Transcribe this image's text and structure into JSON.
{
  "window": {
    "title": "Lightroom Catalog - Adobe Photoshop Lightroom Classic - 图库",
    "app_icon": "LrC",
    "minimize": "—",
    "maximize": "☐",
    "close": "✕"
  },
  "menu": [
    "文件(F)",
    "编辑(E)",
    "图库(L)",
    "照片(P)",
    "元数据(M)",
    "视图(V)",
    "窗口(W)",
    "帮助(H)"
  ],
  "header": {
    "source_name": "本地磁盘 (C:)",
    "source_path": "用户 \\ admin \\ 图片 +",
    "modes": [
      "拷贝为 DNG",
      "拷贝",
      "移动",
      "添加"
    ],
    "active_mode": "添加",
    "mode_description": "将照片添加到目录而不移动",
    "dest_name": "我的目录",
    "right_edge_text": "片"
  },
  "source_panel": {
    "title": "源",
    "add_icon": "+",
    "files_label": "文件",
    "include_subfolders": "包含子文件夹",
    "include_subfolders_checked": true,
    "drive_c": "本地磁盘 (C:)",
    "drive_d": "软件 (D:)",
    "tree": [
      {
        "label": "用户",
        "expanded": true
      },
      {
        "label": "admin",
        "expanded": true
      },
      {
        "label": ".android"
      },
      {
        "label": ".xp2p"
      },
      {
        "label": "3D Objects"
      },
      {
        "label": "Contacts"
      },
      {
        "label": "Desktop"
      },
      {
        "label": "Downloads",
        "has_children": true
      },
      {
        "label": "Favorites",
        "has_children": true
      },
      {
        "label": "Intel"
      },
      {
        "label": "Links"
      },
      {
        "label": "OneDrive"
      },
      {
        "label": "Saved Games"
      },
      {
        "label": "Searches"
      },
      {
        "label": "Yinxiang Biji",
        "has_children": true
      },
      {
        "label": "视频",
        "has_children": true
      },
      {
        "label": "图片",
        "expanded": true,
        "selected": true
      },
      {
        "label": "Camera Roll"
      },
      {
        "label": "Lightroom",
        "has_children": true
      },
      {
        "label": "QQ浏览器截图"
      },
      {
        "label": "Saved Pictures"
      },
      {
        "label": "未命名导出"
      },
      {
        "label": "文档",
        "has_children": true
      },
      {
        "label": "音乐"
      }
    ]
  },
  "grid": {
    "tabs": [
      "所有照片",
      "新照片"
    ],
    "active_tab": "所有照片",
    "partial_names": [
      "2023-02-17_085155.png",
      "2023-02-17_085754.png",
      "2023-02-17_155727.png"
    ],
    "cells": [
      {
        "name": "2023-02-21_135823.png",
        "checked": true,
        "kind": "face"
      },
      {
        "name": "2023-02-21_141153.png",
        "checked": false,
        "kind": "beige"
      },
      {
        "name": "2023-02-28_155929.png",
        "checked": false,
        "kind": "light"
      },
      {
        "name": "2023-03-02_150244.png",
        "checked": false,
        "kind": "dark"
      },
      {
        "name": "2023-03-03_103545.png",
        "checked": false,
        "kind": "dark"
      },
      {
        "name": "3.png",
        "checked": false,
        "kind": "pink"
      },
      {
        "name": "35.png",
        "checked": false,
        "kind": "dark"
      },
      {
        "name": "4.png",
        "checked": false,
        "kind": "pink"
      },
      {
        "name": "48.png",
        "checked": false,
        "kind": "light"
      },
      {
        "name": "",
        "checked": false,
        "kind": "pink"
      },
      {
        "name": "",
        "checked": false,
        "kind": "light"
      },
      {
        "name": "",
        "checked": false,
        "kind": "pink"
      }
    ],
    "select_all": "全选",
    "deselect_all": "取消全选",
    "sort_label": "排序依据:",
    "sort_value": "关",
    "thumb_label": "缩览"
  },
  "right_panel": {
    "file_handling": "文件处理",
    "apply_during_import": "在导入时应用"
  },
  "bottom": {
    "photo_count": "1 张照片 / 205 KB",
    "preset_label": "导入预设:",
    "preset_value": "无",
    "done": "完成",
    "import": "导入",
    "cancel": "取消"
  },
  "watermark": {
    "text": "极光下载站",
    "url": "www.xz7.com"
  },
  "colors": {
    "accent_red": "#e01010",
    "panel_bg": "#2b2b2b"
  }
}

********************

> [DIRECTION]:
All of the material above needs to be copied exactly.

> [FINAL RESULT]:
Transcribe this image's text and structure into JSON.
{
  "window": {
    "title": "Lightroom Catalog - Adobe Photoshop Lightroom Classic - 图库",
    "app_icon": "LrC",
    "minimize": "—",
    "maximize": "☐",
    "close": "✕"
  },
  "menu": [
    "文件(F)",
    "编辑(E)",
    "图库(L)",
    "照片(P)",
    "元数据(M)",
    "视图(V)",
    "窗口(W)",
    "帮助(H)"
  ],
  "header": {
    "source_name": "本地磁盘 (C:)",
    "source_path": "用户 \\ admin \\ 图片 +",
    "modes": [
      "拷贝为 DNG",
      "拷贝",
      "移动",
      "添加"
    ],
    "active_mode": "添加",
    "mode_description": "将照片添加到目录而不移动",
    "dest_name": "我的目录",
    "right_edge_text": "片"
  },
  "source_panel": {
    "title": "源",
    "add_icon": "+",
    "files_label": "文件",
    "include_subfolders": "包含子文件夹",
    "include_subfolders_checked": true,
    "drive_c": "本地磁盘 (C:)",
    "drive_d": "软件 (D:)",
    "tree": [
      {
        "label": "用户",
        "expanded": true
      },
      {
        "label": "admin",
        "expanded": true
      },
      {
        "label": ".android"
      },
      {
        "label": ".xp2p"
      },
      {
        "label": "3D Objects"
      },
      {
        "label": "Contacts"
      },
      {
        "label": "Desktop"
      },
      {
        "label": "Downloads",
        "has_children": true
      },
      {
        "label": "Favorites",
        "has_children": true
      },
      {
        "label": "Intel"
      },
      {
        "label": "Links"
      },
      {
        "label": "OneDrive"
      },
      {
        "label": "Saved Games"
      },
      {
        "label": "Searches"
      },
      {
        "label": "Yinxiang Biji",
        "has_children": true
      },
      {
        "label": "视频",
        "has_children": true
      },
      {
        "label": "图片",
        "expanded": true,
        "selected": true
      },
      {
        "label": "Camera Roll"
      },
      {
        "label": "Lightroom",
        "has_children": true
      },
      {
        "label": "QQ浏览器截图"
      },
      {
        "label": "Saved Pictures"
      },
      {
        "label": "未命名导出"
      },
      {
        "label": "文档",
        "has_children": true
      },
      {
        "label": "音乐"
      }
    ]
  },
  "grid": {
    "tabs": [
      "所有照片",
      "新照片"
    ],
    "active_tab": "所有照片",
    "partial_names": [
      "2023-02-17_085155.png",
      "2023-02-17_085754.png",
      "2023-02-17_155727.png"
    ],
    "cells": [
      {
        "name": "2023-02-21_135823.png",
        "checked": true,
        "kind": "face"
      },
      {
        "name": "2023-02-21_141153.png",
        "checked": false,
        "kind": "beige"
      },
      {
        "name": "2023-02-28_155929.png",
        "checked": false,
        "kind": "light"
      },
      {
        "name": "2023-03-02_150244.png",
        "checked": false,
        "kind": "dark"
      },
      {
        "name": "2023-03-03_103545.png",
        "checked": false,
        "kind": "dark"
      },
      {
        "name": "3.png",
        "checked": false,
        "kind": "pink"
      },
      {
        "name": "35.png",
        "checked": false,
        "kind": "dark"
      },
      {
        "name": "4.png",
        "checked": false,
        "kind": "pink"
      },
      {
        "name": "48.png",
        "checked": false,
        "kind": "light"
      },
      {
        "name": "",
        "checked": false,
        "kind": "pink"
      },
      {
        "name": "",
        "checked": false,
        "kind": "light"
      },
      {
        "name": "",
        "checked": false,
        "kind": "pink"
      }
    ],
    "select_all": "全选",
    "deselect_all": "取消全选",
    "sort_label": "排序依据:",
    "sort_value": "关",
    "thumb_label": "缩览"
  },
  "right_panel": {
    "file_handling": "文件处理",
    "apply_during_import": "在导入时应用"
  },
  "bottom": {
    "photo_count": "1 张照片 / 205 KB",
    "preset_label": "导入预设:",
    "preset_value": "无",
    "done": "完成",
    "import": "导入",
    "cancel": "取消"
  },
  "watermark": {
    "text": "极光下载站",
    "url": "www.xz7.com"
  },
  "colors": {
    "accent_red": "#e01010",
    "panel_bg": "#2b2b2b"
  }
}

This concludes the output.